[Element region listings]
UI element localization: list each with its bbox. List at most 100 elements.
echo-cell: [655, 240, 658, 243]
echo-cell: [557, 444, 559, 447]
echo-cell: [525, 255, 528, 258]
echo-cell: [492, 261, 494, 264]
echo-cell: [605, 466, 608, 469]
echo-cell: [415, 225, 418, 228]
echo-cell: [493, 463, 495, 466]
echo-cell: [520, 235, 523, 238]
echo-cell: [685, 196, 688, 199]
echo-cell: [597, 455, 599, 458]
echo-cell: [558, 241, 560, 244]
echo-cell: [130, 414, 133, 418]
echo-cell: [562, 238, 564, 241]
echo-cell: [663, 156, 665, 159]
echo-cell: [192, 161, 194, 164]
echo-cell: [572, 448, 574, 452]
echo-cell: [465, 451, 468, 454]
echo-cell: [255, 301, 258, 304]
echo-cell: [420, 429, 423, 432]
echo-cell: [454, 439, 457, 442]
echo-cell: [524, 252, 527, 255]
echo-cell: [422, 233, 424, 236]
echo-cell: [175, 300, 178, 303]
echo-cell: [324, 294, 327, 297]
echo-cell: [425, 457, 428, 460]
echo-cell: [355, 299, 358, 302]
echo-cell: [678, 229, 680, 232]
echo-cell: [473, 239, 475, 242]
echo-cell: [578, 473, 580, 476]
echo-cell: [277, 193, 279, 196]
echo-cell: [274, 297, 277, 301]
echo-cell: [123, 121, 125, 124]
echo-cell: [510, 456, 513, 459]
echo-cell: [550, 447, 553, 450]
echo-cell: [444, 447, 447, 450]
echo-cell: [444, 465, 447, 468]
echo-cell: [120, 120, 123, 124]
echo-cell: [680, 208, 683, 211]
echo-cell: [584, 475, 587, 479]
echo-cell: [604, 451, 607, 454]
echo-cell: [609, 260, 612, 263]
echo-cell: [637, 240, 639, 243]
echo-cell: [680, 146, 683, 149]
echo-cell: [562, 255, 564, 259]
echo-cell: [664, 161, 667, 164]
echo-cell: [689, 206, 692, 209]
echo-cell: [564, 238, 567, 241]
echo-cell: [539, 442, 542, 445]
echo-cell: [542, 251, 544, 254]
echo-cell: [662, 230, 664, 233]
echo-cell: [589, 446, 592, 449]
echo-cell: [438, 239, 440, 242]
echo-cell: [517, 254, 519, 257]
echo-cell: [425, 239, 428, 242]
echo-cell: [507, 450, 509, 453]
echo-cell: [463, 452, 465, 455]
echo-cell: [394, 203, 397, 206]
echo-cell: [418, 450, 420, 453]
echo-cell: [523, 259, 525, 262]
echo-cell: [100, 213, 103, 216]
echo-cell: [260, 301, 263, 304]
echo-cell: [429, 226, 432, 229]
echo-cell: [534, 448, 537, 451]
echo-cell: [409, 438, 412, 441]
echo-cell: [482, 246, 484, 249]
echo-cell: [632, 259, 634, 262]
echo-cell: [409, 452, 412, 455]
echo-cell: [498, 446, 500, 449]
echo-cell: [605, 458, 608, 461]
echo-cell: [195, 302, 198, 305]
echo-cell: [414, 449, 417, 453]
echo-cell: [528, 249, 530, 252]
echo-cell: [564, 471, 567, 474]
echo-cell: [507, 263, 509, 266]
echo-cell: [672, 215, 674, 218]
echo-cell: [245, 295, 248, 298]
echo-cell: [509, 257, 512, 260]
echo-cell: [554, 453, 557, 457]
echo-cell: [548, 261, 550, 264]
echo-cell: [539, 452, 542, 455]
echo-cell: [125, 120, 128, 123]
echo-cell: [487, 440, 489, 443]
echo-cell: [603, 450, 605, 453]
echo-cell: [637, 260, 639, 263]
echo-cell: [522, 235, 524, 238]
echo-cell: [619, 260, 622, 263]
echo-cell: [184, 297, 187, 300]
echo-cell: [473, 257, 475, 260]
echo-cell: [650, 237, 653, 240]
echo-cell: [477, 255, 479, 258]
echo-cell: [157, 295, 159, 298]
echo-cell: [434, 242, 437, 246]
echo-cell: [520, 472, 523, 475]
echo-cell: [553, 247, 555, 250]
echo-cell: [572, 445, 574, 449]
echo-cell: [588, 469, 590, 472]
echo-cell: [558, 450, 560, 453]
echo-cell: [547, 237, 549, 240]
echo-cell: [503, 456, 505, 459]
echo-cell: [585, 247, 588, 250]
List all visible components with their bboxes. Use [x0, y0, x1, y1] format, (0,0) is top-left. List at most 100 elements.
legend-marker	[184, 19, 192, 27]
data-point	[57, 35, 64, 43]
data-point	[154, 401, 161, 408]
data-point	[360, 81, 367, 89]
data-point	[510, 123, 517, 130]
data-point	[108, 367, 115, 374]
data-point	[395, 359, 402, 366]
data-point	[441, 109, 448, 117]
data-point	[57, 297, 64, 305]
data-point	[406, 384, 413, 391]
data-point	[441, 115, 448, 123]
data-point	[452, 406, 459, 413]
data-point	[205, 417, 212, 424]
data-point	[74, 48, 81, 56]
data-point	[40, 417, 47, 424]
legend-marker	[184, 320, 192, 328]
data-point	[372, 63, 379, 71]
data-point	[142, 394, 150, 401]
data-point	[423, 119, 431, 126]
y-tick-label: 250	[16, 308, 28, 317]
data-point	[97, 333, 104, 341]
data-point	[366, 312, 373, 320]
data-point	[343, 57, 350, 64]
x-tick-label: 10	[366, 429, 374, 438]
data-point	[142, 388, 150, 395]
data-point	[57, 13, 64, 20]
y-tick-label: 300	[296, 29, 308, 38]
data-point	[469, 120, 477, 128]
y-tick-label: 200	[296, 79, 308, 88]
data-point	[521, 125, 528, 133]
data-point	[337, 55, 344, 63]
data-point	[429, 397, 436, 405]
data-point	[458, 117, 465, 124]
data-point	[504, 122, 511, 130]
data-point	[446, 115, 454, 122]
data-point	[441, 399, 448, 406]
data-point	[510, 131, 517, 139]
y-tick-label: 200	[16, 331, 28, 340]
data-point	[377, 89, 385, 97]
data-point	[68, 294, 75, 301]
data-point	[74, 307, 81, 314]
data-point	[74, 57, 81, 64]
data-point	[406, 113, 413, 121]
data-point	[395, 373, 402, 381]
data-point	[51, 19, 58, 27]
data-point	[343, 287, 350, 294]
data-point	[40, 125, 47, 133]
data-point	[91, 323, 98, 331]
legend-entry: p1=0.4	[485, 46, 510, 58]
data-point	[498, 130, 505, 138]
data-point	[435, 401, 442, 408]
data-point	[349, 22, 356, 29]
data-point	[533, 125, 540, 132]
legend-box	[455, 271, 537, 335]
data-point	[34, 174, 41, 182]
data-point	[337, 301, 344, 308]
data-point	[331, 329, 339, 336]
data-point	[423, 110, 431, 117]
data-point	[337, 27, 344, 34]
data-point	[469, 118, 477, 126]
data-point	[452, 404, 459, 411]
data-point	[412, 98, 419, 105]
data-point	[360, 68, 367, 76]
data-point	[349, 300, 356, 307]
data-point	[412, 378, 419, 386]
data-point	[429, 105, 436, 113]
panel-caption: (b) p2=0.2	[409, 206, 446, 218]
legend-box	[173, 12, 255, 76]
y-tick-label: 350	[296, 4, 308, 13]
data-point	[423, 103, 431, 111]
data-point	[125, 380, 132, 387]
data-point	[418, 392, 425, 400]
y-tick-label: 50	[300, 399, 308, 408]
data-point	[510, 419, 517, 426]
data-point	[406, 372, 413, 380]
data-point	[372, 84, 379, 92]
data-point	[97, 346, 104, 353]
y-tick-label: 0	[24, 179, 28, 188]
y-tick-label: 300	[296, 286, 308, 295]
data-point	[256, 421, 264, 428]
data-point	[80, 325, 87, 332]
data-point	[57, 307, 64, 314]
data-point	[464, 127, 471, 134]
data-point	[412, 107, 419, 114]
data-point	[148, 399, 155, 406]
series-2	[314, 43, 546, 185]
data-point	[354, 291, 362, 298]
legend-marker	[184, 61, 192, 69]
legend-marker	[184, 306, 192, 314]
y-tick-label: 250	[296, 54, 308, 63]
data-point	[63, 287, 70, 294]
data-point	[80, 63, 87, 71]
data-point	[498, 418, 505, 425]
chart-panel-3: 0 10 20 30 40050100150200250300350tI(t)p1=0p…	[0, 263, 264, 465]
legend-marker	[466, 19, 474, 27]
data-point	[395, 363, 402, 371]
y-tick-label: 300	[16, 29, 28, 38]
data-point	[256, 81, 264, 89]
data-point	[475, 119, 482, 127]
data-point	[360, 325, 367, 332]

EXERCISE PROMPT: Find every line above that contains the word "most" and copy each one out.

THE COMPLETED TASK:
UI element localization: list each with its bbox. List at most 100 elements.
List all visible components with their bboxes. Use [x0, y0, x1, y1] format, (0,0) is top-left. List at most 100 elements.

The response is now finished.